**Required task:**
Update the lines below so that every "annotation-arrow" becomes "callout-arrow". Leave every other part unchanged.

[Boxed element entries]
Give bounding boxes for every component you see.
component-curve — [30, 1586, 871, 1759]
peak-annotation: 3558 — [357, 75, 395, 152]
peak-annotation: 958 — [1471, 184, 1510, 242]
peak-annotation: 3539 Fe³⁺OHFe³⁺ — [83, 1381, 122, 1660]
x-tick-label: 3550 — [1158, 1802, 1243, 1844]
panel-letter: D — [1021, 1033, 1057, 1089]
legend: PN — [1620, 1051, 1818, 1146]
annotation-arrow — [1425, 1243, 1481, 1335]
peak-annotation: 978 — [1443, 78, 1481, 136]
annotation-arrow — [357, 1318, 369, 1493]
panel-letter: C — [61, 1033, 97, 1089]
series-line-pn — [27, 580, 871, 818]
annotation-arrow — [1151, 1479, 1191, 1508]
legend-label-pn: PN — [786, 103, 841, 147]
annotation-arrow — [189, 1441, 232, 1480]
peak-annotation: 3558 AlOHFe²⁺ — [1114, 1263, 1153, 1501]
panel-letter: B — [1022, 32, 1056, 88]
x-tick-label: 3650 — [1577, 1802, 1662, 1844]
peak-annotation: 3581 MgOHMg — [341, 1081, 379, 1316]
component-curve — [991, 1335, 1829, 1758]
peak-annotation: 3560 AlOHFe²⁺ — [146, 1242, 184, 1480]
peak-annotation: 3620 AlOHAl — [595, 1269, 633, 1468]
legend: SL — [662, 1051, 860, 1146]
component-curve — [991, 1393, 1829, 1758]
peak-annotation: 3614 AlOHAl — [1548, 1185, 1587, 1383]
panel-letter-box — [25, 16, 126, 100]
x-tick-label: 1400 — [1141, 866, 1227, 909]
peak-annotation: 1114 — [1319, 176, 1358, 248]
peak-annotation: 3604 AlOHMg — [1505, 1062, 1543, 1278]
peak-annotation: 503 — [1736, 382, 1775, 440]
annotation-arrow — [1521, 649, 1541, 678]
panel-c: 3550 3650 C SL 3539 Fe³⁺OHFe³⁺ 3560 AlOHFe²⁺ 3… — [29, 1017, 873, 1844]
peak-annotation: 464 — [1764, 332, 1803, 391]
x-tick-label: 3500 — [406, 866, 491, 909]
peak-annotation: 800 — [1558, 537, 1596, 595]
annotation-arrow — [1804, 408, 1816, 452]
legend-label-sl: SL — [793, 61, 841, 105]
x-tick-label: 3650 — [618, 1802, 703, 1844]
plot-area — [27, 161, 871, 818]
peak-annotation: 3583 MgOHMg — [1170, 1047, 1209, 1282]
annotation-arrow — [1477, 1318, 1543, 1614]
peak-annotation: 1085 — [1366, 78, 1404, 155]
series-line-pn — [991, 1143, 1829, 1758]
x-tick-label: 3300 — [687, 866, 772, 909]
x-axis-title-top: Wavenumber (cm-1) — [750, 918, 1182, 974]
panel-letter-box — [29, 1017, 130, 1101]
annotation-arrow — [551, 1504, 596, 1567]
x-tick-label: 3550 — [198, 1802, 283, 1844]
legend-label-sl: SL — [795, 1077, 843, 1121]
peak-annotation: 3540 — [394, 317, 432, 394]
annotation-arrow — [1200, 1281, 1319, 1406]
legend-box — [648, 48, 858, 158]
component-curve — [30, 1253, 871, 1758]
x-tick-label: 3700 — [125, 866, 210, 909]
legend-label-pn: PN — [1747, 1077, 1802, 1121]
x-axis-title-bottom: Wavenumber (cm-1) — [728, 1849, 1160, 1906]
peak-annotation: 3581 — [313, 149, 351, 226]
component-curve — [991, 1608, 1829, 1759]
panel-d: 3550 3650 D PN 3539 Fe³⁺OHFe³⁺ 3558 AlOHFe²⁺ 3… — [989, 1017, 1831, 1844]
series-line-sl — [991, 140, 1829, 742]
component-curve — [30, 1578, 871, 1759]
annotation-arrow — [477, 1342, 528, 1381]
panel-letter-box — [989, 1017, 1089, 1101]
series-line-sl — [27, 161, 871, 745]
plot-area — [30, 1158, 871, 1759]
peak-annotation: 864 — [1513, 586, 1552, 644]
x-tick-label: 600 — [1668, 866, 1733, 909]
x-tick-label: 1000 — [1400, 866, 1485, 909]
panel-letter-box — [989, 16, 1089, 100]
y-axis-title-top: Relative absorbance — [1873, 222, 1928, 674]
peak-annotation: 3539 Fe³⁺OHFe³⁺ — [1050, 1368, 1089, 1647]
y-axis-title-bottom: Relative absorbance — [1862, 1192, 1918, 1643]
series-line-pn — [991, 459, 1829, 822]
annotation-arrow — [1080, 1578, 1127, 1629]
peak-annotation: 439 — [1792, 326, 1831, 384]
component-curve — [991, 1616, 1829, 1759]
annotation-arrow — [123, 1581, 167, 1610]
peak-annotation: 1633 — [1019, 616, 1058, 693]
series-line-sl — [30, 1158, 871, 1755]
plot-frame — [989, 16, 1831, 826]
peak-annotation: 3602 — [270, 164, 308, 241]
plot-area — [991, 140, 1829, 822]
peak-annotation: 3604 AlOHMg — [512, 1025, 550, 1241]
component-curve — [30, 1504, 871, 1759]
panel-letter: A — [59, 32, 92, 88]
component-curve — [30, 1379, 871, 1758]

**Solution for this problem:**
Give bounding boxes for every component you see.
component-curve — [30, 1586, 871, 1759]
peak-annotation: 3558 — [357, 75, 395, 152]
peak-annotation: 958 — [1471, 184, 1510, 242]
peak-annotation: 3539 Fe³⁺OHFe³⁺ — [83, 1381, 122, 1660]
x-tick-label: 3550 — [1158, 1802, 1243, 1844]
panel-letter: D — [1021, 1033, 1057, 1089]
legend: PN — [1620, 1051, 1818, 1146]
callout-arrow — [1425, 1243, 1481, 1335]
peak-annotation: 978 — [1443, 78, 1481, 136]
callout-arrow — [357, 1318, 369, 1493]
panel-letter: C — [61, 1033, 97, 1089]
series-line-pn — [27, 580, 871, 818]
callout-arrow — [1151, 1479, 1191, 1508]
legend-label-pn: PN — [786, 103, 841, 147]
callout-arrow — [189, 1441, 232, 1480]
peak-annotation: 3558 AlOHFe²⁺ — [1114, 1263, 1153, 1501]
panel-letter: B — [1022, 32, 1056, 88]
x-tick-label: 3650 — [1577, 1802, 1662, 1844]
peak-annotation: 3581 MgOHMg — [341, 1081, 379, 1316]
component-curve — [991, 1335, 1829, 1758]
peak-annotation: 3560 AlOHFe²⁺ — [146, 1242, 184, 1480]
peak-annotation: 3620 AlOHAl — [595, 1269, 633, 1468]
legend: SL — [662, 1051, 860, 1146]
component-curve — [991, 1393, 1829, 1758]
peak-annotation: 3614 AlOHAl — [1548, 1185, 1587, 1383]
panel-letter-box — [25, 16, 126, 100]
x-tick-label: 1400 — [1141, 866, 1227, 909]
peak-annotation: 1114 — [1319, 176, 1358, 248]
peak-annotation: 3604 AlOHMg — [1505, 1062, 1543, 1278]
peak-annotation: 503 — [1736, 382, 1775, 440]
callout-arrow — [1521, 649, 1541, 678]
panel-c: 3550 3650 C SL 3539 Fe³⁺OHFe³⁺ 3560 AlOHFe²⁺ 3… — [29, 1017, 873, 1844]
peak-annotation: 464 — [1764, 332, 1803, 391]
x-tick-label: 3500 — [406, 866, 491, 909]
peak-annotation: 800 — [1558, 537, 1596, 595]
callout-arrow — [1804, 408, 1816, 452]
legend-label-sl: SL — [793, 61, 841, 105]
x-tick-label: 3650 — [618, 1802, 703, 1844]
plot-area — [27, 161, 871, 818]
peak-annotation: 3583 MgOHMg — [1170, 1047, 1209, 1282]
callout-arrow — [1477, 1318, 1543, 1614]
peak-annotation: 1085 — [1366, 78, 1404, 155]
series-line-pn — [991, 1143, 1829, 1758]
x-tick-label: 3300 — [687, 866, 772, 909]
x-axis-title-top: Wavenumber (cm-1) — [750, 918, 1182, 974]
panel-letter-box — [29, 1017, 130, 1101]
callout-arrow — [551, 1504, 596, 1567]
x-tick-label: 3550 — [198, 1802, 283, 1844]
legend-label-sl: SL — [795, 1077, 843, 1121]
peak-annotation: 3540 — [394, 317, 432, 394]
callout-arrow — [1200, 1281, 1319, 1406]
legend-box — [648, 48, 858, 158]
component-curve — [30, 1253, 871, 1758]
x-tick-label: 3700 — [125, 866, 210, 909]
legend-label-pn: PN — [1747, 1077, 1802, 1121]
x-axis-title-bottom: Wavenumber (cm-1) — [728, 1849, 1160, 1906]
peak-annotation: 3581 — [313, 149, 351, 226]
component-curve — [991, 1608, 1829, 1759]
panel-d: 3550 3650 D PN 3539 Fe³⁺OHFe³⁺ 3558 AlOHFe²⁺ 3… — [989, 1017, 1831, 1844]
series-line-sl — [991, 140, 1829, 742]
component-curve — [30, 1578, 871, 1759]
callout-arrow — [477, 1342, 528, 1381]
panel-letter-box — [989, 1017, 1089, 1101]
series-line-sl — [27, 161, 871, 745]
plot-area — [30, 1158, 871, 1759]
peak-annotation: 864 — [1513, 586, 1552, 644]
x-tick-label: 600 — [1668, 866, 1733, 909]
x-tick-label: 1000 — [1400, 866, 1485, 909]
panel-letter-box — [989, 16, 1089, 100]
y-axis-title-top: Relative absorbance — [1873, 222, 1928, 674]
peak-annotation: 3539 Fe³⁺OHFe³⁺ — [1050, 1368, 1089, 1647]
y-axis-title-bottom: Relative absorbance — [1862, 1192, 1918, 1643]
series-line-pn — [991, 459, 1829, 822]
callout-arrow — [1080, 1578, 1127, 1629]
peak-annotation: 439 — [1792, 326, 1831, 384]
component-curve — [991, 1616, 1829, 1759]
callout-arrow — [123, 1581, 167, 1610]
peak-annotation: 1633 — [1019, 616, 1058, 693]
series-line-sl — [30, 1158, 871, 1755]
plot-frame — [989, 16, 1831, 826]
peak-annotation: 3602 — [270, 164, 308, 241]
plot-area — [991, 140, 1829, 822]
peak-annotation: 3604 AlOHMg — [512, 1025, 550, 1241]
component-curve — [30, 1504, 871, 1759]
panel-letter: A — [59, 32, 92, 88]
component-curve — [30, 1379, 871, 1758]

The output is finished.